[Data records]
--*--
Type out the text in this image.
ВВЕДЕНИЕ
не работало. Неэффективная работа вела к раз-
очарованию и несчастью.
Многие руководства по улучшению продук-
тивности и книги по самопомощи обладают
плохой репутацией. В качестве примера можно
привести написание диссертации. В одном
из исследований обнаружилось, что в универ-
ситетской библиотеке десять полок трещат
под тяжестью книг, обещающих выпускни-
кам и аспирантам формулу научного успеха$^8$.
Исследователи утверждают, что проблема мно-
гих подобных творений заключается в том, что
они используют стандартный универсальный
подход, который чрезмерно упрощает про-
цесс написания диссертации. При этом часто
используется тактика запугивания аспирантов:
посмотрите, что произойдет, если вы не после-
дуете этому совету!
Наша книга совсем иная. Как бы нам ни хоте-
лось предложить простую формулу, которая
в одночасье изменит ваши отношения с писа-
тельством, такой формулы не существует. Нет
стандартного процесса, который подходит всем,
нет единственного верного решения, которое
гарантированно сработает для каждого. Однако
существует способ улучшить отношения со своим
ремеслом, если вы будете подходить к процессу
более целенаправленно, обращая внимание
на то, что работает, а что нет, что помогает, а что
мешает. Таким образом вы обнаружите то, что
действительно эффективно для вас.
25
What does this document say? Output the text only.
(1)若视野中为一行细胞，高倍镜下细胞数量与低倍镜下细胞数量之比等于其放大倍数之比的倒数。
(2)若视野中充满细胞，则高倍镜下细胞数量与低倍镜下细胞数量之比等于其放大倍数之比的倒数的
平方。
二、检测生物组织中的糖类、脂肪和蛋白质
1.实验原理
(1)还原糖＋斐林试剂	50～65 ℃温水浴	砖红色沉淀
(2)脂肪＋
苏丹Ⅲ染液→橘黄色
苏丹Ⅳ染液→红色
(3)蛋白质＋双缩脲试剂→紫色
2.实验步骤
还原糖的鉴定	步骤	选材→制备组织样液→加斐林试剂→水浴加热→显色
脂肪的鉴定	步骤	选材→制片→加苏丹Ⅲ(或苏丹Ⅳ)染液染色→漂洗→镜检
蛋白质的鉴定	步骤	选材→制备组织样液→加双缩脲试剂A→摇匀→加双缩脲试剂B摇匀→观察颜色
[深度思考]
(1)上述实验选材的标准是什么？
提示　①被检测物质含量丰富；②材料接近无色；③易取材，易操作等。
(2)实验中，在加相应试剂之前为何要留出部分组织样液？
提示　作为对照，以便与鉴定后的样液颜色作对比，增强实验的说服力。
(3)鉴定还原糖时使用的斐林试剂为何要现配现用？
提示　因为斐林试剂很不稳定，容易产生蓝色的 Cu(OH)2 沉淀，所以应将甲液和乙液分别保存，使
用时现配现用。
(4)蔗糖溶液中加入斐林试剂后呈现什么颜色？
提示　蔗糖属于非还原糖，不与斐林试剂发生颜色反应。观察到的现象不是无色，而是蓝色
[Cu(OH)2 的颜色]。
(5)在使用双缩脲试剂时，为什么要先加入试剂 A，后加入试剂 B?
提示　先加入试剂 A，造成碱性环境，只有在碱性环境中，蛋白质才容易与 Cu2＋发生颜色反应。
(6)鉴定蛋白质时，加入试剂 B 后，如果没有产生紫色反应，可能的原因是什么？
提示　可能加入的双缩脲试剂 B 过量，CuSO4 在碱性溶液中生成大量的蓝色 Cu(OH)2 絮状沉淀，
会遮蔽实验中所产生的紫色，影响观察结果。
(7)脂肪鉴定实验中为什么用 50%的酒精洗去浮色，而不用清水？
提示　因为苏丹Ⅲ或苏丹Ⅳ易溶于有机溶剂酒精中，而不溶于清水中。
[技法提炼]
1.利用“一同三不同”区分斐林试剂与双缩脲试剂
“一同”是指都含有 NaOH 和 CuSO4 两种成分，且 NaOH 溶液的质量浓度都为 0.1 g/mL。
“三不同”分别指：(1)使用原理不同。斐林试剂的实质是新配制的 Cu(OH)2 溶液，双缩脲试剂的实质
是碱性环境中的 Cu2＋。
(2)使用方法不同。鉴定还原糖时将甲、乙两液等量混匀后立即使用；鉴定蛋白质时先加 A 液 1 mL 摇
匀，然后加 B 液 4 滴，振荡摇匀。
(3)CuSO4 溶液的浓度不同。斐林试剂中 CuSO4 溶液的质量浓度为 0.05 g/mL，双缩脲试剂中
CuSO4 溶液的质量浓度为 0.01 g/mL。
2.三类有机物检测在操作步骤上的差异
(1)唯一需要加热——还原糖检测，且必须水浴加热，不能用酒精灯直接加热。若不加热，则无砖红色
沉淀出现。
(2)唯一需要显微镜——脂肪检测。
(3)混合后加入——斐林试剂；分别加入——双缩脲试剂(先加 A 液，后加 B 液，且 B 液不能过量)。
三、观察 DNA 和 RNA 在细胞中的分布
--*--
• REQUIRED TASK
How many of the lines above contain the string "制备组织样液"? Give the number only.

• ANSWER FOR THIS EXERCISE
2